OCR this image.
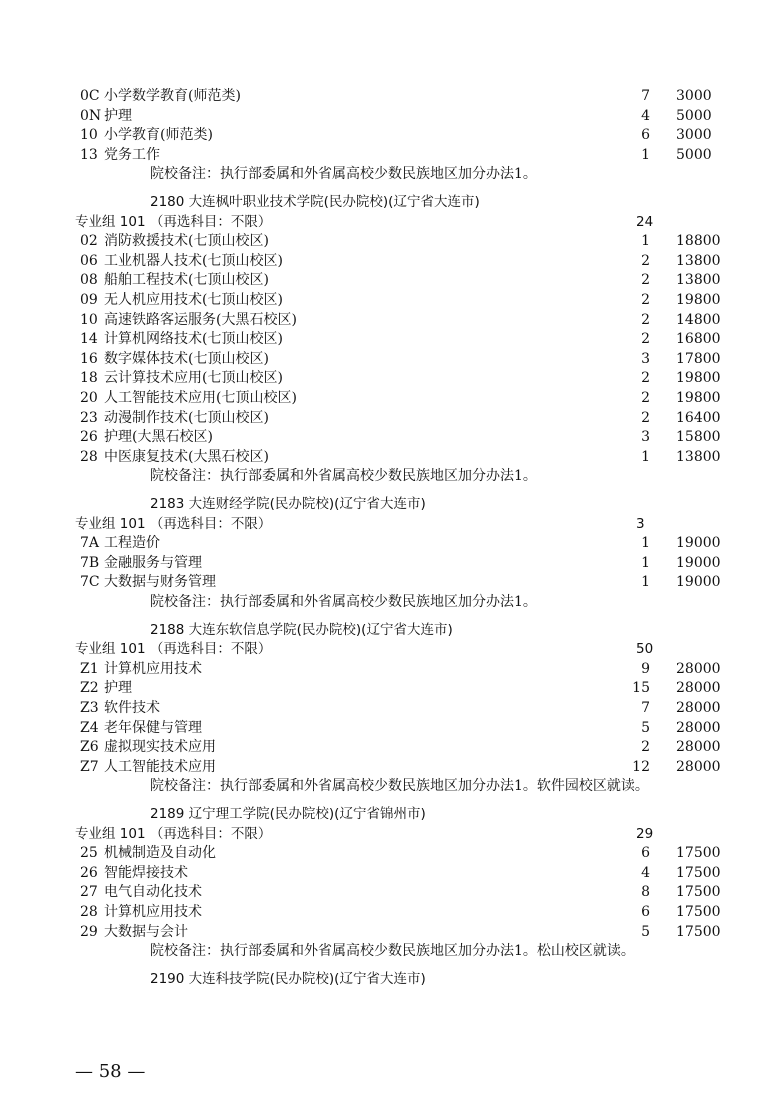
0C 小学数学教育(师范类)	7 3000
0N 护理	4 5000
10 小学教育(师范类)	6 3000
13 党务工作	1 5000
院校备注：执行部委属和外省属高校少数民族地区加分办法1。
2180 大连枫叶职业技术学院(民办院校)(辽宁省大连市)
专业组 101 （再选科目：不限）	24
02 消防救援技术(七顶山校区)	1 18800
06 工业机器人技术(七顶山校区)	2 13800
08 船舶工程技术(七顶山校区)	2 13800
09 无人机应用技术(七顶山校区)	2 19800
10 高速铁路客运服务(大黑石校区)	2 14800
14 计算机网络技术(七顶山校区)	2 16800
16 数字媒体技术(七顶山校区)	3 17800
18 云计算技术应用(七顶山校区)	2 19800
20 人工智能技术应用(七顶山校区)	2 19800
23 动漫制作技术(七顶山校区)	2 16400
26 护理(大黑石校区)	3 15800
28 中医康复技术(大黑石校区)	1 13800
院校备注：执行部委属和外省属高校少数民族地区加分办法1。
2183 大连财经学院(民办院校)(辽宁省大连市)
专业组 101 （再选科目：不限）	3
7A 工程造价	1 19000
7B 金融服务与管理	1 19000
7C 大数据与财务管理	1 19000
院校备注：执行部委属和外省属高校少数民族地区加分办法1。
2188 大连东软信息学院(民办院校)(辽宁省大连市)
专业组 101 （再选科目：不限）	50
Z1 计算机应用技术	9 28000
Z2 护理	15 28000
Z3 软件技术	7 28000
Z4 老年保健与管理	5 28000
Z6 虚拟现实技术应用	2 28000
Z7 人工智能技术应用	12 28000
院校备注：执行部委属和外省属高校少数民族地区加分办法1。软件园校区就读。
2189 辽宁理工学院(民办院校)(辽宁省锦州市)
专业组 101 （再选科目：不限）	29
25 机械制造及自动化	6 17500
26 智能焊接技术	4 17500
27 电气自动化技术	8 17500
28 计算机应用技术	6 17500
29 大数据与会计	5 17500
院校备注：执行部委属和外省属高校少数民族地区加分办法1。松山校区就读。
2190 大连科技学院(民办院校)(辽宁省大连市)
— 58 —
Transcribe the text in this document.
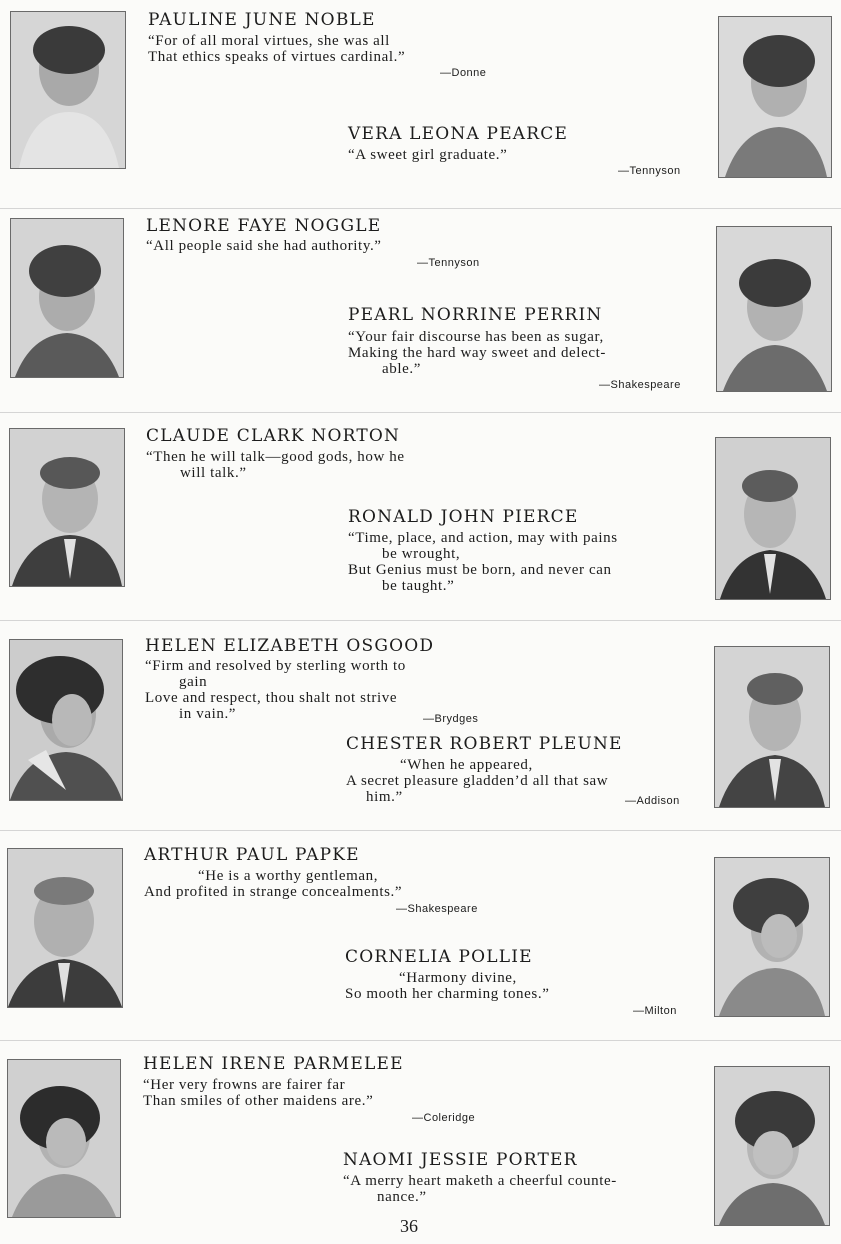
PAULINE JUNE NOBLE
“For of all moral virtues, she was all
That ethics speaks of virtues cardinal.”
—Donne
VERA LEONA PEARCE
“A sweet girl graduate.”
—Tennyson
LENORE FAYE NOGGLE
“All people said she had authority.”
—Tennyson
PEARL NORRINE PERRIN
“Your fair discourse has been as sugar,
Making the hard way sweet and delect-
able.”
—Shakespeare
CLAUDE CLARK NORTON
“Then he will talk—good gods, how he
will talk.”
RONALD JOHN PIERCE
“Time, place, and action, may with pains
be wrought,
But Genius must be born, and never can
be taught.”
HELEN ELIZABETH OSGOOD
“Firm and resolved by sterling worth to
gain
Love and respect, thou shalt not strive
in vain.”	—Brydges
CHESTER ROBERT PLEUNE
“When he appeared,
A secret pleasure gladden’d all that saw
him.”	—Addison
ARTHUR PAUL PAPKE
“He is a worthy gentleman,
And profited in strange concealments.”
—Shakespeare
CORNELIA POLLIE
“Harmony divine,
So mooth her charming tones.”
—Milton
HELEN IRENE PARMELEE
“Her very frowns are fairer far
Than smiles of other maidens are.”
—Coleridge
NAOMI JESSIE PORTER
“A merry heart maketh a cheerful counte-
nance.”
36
------------------------------------------------
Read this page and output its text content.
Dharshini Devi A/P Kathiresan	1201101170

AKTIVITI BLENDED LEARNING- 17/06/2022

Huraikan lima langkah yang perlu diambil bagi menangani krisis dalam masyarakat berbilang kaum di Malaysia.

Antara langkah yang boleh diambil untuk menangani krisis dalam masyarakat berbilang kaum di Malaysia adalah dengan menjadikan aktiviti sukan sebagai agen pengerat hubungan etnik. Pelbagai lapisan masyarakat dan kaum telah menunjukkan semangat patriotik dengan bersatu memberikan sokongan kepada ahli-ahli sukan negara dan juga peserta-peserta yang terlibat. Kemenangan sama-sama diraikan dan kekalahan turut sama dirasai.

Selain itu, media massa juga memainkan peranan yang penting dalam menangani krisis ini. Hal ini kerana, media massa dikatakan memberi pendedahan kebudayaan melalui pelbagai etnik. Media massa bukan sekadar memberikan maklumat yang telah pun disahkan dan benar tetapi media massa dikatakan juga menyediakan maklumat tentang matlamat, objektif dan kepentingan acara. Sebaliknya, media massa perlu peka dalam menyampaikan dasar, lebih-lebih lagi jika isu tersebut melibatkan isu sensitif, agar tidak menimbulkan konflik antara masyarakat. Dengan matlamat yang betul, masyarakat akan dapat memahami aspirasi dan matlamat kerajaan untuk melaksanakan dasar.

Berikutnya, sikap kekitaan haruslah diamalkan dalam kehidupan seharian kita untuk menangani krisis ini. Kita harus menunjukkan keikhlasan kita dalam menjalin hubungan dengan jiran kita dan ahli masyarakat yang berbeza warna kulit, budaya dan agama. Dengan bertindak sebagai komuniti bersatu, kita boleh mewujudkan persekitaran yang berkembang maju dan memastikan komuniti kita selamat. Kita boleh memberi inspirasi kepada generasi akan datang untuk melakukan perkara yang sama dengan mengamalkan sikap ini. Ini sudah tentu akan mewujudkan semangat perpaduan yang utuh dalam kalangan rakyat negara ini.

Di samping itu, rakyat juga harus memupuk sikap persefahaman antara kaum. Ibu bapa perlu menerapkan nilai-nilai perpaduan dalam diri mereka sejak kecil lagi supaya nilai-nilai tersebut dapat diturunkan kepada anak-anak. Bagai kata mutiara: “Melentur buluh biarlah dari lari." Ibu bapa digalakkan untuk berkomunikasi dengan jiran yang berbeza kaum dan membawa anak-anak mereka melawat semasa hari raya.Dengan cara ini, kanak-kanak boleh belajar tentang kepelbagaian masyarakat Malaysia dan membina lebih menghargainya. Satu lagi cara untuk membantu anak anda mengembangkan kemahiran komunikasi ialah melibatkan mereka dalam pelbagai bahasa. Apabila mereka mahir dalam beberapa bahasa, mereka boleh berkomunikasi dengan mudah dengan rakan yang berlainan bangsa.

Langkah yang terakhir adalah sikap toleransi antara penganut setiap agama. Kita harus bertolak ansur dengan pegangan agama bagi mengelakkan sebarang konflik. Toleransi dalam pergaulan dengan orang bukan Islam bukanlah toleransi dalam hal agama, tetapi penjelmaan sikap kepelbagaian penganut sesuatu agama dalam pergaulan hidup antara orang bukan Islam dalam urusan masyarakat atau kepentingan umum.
------------------------------------------------
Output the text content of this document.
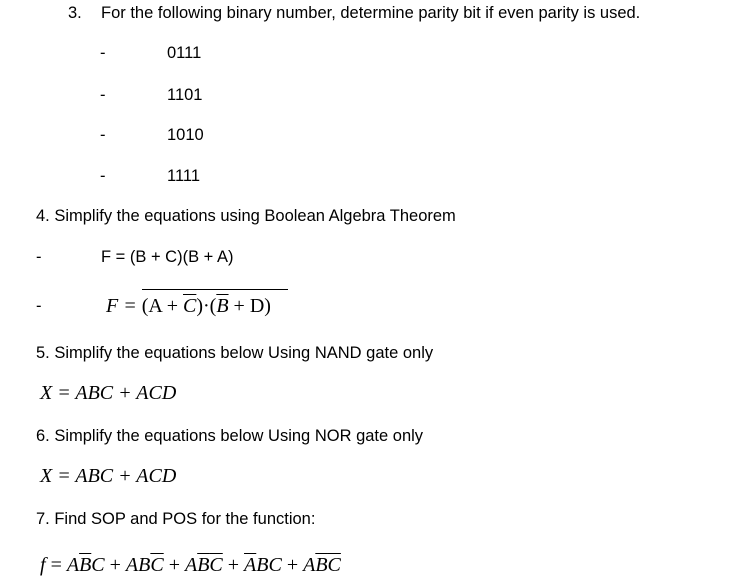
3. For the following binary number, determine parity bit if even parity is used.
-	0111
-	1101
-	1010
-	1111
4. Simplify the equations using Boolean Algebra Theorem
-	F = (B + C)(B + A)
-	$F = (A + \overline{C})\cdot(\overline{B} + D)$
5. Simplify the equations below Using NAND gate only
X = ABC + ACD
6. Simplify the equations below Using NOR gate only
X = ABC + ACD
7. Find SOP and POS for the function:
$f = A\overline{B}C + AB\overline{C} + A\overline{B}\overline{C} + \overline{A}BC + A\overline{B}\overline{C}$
------------------------------------------------
_Your goal_
From the entries above, extract every line where the word "below" appears.

_Output of the exercise_
5. Simplify the equations below Using NAND gate only
6. Simplify the equations below Using NOR gate only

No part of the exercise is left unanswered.